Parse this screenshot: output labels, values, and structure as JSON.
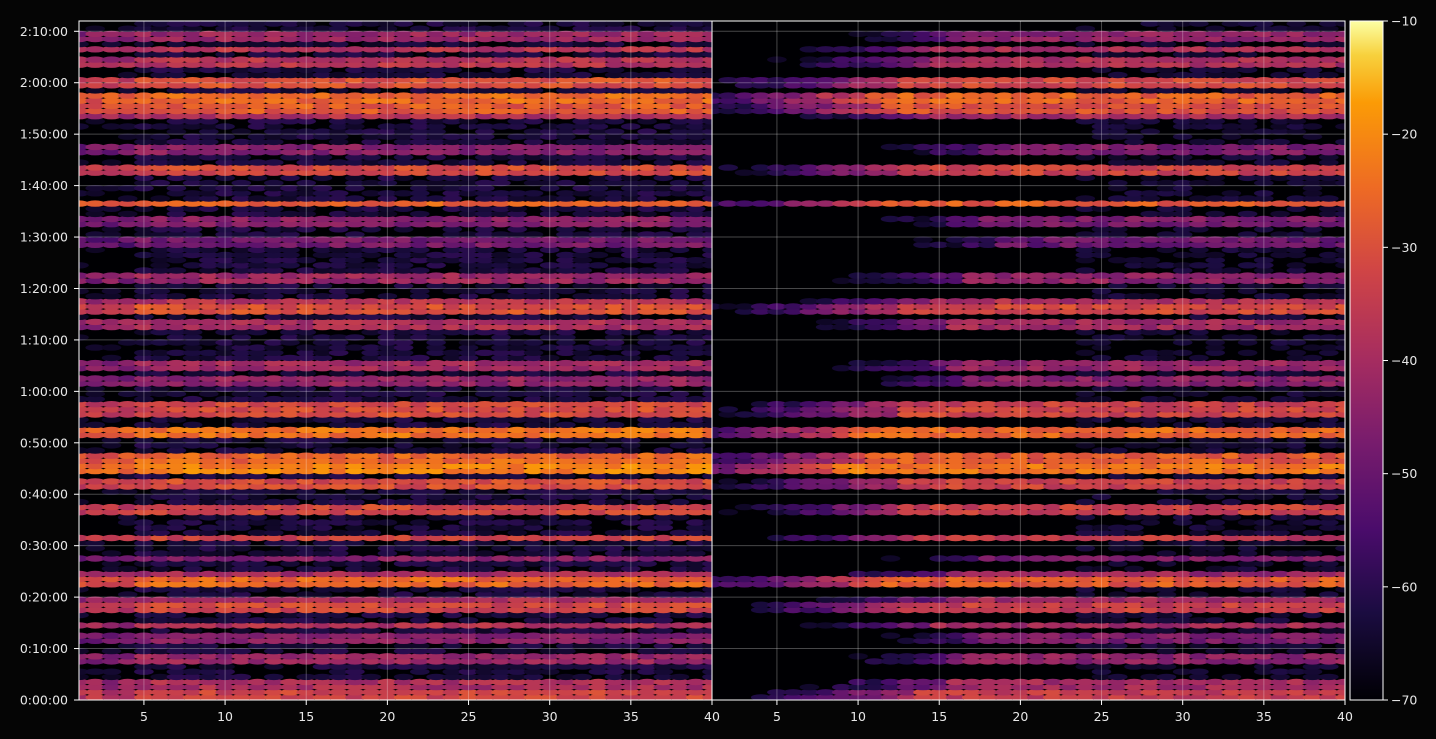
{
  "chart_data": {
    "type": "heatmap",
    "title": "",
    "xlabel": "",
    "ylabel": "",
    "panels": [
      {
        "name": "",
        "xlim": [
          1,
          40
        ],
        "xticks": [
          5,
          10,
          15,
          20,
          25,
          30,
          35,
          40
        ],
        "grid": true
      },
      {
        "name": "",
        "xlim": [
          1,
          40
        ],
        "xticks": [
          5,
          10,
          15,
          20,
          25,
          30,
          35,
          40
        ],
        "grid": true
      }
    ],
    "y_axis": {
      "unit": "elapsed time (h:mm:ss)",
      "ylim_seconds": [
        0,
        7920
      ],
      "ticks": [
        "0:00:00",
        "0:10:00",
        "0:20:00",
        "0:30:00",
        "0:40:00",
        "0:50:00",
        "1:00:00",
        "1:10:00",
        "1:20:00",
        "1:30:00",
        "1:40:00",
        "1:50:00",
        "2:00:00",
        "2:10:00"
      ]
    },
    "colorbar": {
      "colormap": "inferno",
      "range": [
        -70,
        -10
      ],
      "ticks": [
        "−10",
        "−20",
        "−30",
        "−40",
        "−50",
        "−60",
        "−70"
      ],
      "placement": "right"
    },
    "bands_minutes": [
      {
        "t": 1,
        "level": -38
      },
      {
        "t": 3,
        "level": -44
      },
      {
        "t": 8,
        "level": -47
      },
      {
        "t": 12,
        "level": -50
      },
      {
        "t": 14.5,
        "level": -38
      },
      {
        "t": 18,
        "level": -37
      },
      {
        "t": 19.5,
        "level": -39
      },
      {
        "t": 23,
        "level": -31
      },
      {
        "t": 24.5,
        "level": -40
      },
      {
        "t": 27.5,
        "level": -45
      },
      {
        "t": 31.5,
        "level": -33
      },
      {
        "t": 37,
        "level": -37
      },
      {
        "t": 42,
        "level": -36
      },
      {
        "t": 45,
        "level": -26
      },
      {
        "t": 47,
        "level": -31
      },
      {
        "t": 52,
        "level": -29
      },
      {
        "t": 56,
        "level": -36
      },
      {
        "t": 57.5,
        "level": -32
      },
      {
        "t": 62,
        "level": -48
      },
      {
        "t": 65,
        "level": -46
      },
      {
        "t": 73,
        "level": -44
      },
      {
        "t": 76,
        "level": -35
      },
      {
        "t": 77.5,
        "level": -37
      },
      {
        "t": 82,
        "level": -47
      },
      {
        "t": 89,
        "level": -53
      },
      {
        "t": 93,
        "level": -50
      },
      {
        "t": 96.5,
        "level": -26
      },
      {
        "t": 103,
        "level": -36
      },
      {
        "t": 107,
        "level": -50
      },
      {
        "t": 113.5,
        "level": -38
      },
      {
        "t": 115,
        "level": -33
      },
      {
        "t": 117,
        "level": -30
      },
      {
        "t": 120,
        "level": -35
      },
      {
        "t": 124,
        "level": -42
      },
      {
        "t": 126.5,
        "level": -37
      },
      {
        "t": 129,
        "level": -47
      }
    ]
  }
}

####################

Exercise goal: All the lines above are to be reproduced exactly, except the pictures.

Expected answer:
Parse this screenshot: output labels, values, and structure as JSON.
{
  "chart_data": {
    "type": "heatmap",
    "title": "",
    "xlabel": "",
    "ylabel": "",
    "panels": [
      {
        "name": "",
        "xlim": [
          1,
          40
        ],
        "xticks": [
          5,
          10,
          15,
          20,
          25,
          30,
          35,
          40
        ],
        "grid": true
      },
      {
        "name": "",
        "xlim": [
          1,
          40
        ],
        "xticks": [
          5,
          10,
          15,
          20,
          25,
          30,
          35,
          40
        ],
        "grid": true
      }
    ],
    "y_axis": {
      "unit": "elapsed time (h:mm:ss)",
      "ylim_seconds": [
        0,
        7920
      ],
      "ticks": [
        "0:00:00",
        "0:10:00",
        "0:20:00",
        "0:30:00",
        "0:40:00",
        "0:50:00",
        "1:00:00",
        "1:10:00",
        "1:20:00",
        "1:30:00",
        "1:40:00",
        "1:50:00",
        "2:00:00",
        "2:10:00"
      ]
    },
    "colorbar": {
      "colormap": "inferno",
      "range": [
        -70,
        -10
      ],
      "ticks": [
        "−10",
        "−20",
        "−30",
        "−40",
        "−50",
        "−60",
        "−70"
      ],
      "placement": "right"
    },
    "bands_minutes": [
      {
        "t": 1,
        "level": -38
      },
      {
        "t": 3,
        "level": -44
      },
      {
        "t": 8,
        "level": -47
      },
      {
        "t": 12,
        "level": -50
      },
      {
        "t": 14.5,
        "level": -38
      },
      {
        "t": 18,
        "level": -37
      },
      {
        "t": 19.5,
        "level": -39
      },
      {
        "t": 23,
        "level": -31
      },
      {
        "t": 24.5,
        "level": -40
      },
      {
        "t": 27.5,
        "level": -45
      },
      {
        "t": 31.5,
        "level": -33
      },
      {
        "t": 37,
        "level": -37
      },
      {
        "t": 42,
        "level": -36
      },
      {
        "t": 45,
        "level": -26
      },
      {
        "t": 47,
        "level": -31
      },
      {
        "t": 52,
        "level": -29
      },
      {
        "t": 56,
        "level": -36
      },
      {
        "t": 57.5,
        "level": -32
      },
      {
        "t": 62,
        "level": -48
      },
      {
        "t": 65,
        "level": -46
      },
      {
        "t": 73,
        "level": -44
      },
      {
        "t": 76,
        "level": -35
      },
      {
        "t": 77.5,
        "level": -37
      },
      {
        "t": 82,
        "level": -47
      },
      {
        "t": 89,
        "level": -53
      },
      {
        "t": 93,
        "level": -50
      },
      {
        "t": 96.5,
        "level": -26
      },
      {
        "t": 103,
        "level": -36
      },
      {
        "t": 107,
        "level": -50
      },
      {
        "t": 113.5,
        "level": -38
      },
      {
        "t": 115,
        "level": -33
      },
      {
        "t": 117,
        "level": -30
      },
      {
        "t": 120,
        "level": -35
      },
      {
        "t": 124,
        "level": -42
      },
      {
        "t": 126.5,
        "level": -37
      },
      {
        "t": 129,
        "level": -47
      }
    ]
  }
}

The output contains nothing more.